(Structured figure records)
_ _ _ _ _ _ _

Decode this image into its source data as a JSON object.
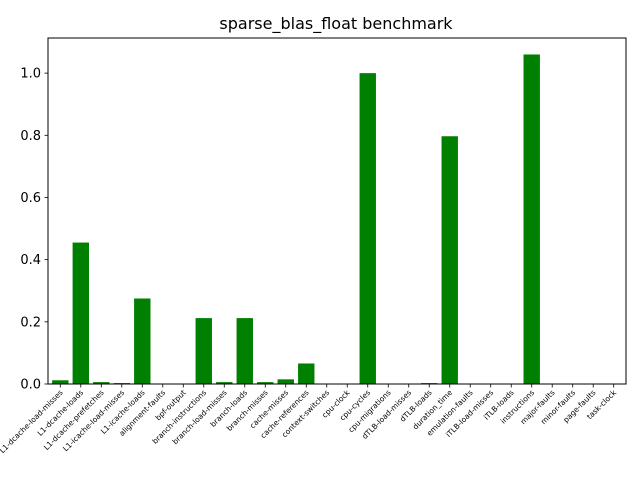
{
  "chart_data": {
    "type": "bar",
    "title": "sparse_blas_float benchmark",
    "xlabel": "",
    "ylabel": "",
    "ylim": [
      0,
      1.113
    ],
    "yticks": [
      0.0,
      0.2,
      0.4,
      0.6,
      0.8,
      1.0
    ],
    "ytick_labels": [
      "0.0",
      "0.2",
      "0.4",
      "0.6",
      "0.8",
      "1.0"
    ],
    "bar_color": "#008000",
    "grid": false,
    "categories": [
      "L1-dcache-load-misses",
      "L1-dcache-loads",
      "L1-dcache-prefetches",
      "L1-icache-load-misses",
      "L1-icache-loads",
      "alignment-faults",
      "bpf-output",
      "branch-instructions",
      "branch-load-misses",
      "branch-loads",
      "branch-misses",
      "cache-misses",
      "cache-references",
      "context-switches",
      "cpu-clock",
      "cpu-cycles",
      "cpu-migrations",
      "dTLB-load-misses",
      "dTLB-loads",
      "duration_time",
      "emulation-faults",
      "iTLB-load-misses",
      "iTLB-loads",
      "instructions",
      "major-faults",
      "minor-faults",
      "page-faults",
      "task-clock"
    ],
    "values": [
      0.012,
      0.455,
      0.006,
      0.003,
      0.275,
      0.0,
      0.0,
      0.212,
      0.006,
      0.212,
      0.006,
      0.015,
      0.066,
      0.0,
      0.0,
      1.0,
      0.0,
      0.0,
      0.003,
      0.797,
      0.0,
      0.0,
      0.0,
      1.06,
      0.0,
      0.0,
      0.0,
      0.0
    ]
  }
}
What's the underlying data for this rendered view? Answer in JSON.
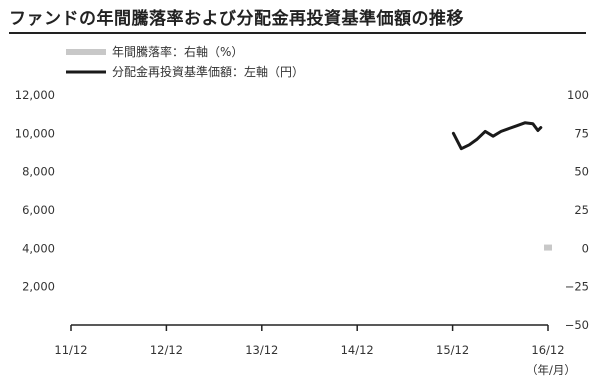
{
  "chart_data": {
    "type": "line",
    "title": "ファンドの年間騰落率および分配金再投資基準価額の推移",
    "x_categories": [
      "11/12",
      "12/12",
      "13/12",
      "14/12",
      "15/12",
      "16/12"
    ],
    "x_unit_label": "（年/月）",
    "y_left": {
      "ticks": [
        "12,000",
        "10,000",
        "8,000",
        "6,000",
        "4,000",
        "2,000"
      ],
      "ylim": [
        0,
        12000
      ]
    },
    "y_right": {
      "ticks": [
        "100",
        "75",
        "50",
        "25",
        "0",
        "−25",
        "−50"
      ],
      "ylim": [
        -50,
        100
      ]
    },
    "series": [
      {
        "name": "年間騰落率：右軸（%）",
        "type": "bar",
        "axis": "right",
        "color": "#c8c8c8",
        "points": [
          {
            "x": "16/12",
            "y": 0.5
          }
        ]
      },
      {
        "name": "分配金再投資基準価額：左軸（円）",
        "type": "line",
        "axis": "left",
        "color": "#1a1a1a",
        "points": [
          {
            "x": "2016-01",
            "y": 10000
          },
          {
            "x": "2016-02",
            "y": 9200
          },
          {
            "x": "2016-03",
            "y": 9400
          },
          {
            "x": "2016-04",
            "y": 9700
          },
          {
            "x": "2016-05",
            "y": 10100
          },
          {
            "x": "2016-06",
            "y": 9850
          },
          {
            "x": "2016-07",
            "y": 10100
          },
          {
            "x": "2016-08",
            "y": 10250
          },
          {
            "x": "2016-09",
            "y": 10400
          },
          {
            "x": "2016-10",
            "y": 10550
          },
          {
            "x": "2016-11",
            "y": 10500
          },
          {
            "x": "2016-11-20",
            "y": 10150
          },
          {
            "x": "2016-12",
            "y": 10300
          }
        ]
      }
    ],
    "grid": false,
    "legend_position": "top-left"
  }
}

_ _ _ _ _ _ _

What you have to do
Leave images out of the retyped records; keep all else exact.

Written response
Decode this image into its source data as a JSON object.
{
  "chart_data": {
    "type": "bar",
    "title": "sparse_blas_float benchmark",
    "xlabel": "",
    "ylabel": "",
    "ylim": [
      0,
      1.113
    ],
    "yticks": [
      0.0,
      0.2,
      0.4,
      0.6,
      0.8,
      1.0
    ],
    "ytick_labels": [
      "0.0",
      "0.2",
      "0.4",
      "0.6",
      "0.8",
      "1.0"
    ],
    "bar_color": "#008000",
    "grid": false,
    "categories": [
      "L1-dcache-load-misses",
      "L1-dcache-loads",
      "L1-dcache-prefetches",
      "L1-icache-load-misses",
      "L1-icache-loads",
      "alignment-faults",
      "bpf-output",
      "branch-instructions",
      "branch-load-misses",
      "branch-loads",
      "branch-misses",
      "cache-misses",
      "cache-references",
      "context-switches",
      "cpu-clock",
      "cpu-cycles",
      "cpu-migrations",
      "dTLB-load-misses",
      "dTLB-loads",
      "duration_time",
      "emulation-faults",
      "iTLB-load-misses",
      "iTLB-loads",
      "instructions",
      "major-faults",
      "minor-faults",
      "page-faults",
      "task-clock"
    ],
    "values": [
      0.012,
      0.455,
      0.006,
      0.003,
      0.275,
      0.0,
      0.0,
      0.212,
      0.006,
      0.212,
      0.006,
      0.015,
      0.066,
      0.0,
      0.0,
      1.0,
      0.0,
      0.0,
      0.003,
      0.797,
      0.0,
      0.0,
      0.0,
      1.06,
      0.0,
      0.0,
      0.0,
      0.0
    ]
  }
}
What's the underlying data for this rendered view? Answer in JSON.
{
  "chart_data": {
    "type": "line",
    "title": "ファンドの年間騰落率および分配金再投資基準価額の推移",
    "x_categories": [
      "11/12",
      "12/12",
      "13/12",
      "14/12",
      "15/12",
      "16/12"
    ],
    "x_unit_label": "（年/月）",
    "y_left": {
      "ticks": [
        "12,000",
        "10,000",
        "8,000",
        "6,000",
        "4,000",
        "2,000"
      ],
      "ylim": [
        0,
        12000
      ]
    },
    "y_right": {
      "ticks": [
        "100",
        "75",
        "50",
        "25",
        "0",
        "−25",
        "−50"
      ],
      "ylim": [
        -50,
        100
      ]
    },
    "series": [
      {
        "name": "年間騰落率：右軸（%）",
        "type": "bar",
        "axis": "right",
        "color": "#c8c8c8",
        "points": [
          {
            "x": "16/12",
            "y": 0.5
          }
        ]
      },
      {
        "name": "分配金再投資基準価額：左軸（円）",
        "type": "line",
        "axis": "left",
        "color": "#1a1a1a",
        "points": [
          {
            "x": "2016-01",
            "y": 10000
          },
          {
            "x": "2016-02",
            "y": 9200
          },
          {
            "x": "2016-03",
            "y": 9400
          },
          {
            "x": "2016-04",
            "y": 9700
          },
          {
            "x": "2016-05",
            "y": 10100
          },
          {
            "x": "2016-06",
            "y": 9850
          },
          {
            "x": "2016-07",
            "y": 10100
          },
          {
            "x": "2016-08",
            "y": 10250
          },
          {
            "x": "2016-09",
            "y": 10400
          },
          {
            "x": "2016-10",
            "y": 10550
          },
          {
            "x": "2016-11",
            "y": 10500
          },
          {
            "x": "2016-11-20",
            "y": 10150
          },
          {
            "x": "2016-12",
            "y": 10300
          }
        ]
      }
    ],
    "grid": false,
    "legend_position": "top-left"
  }
}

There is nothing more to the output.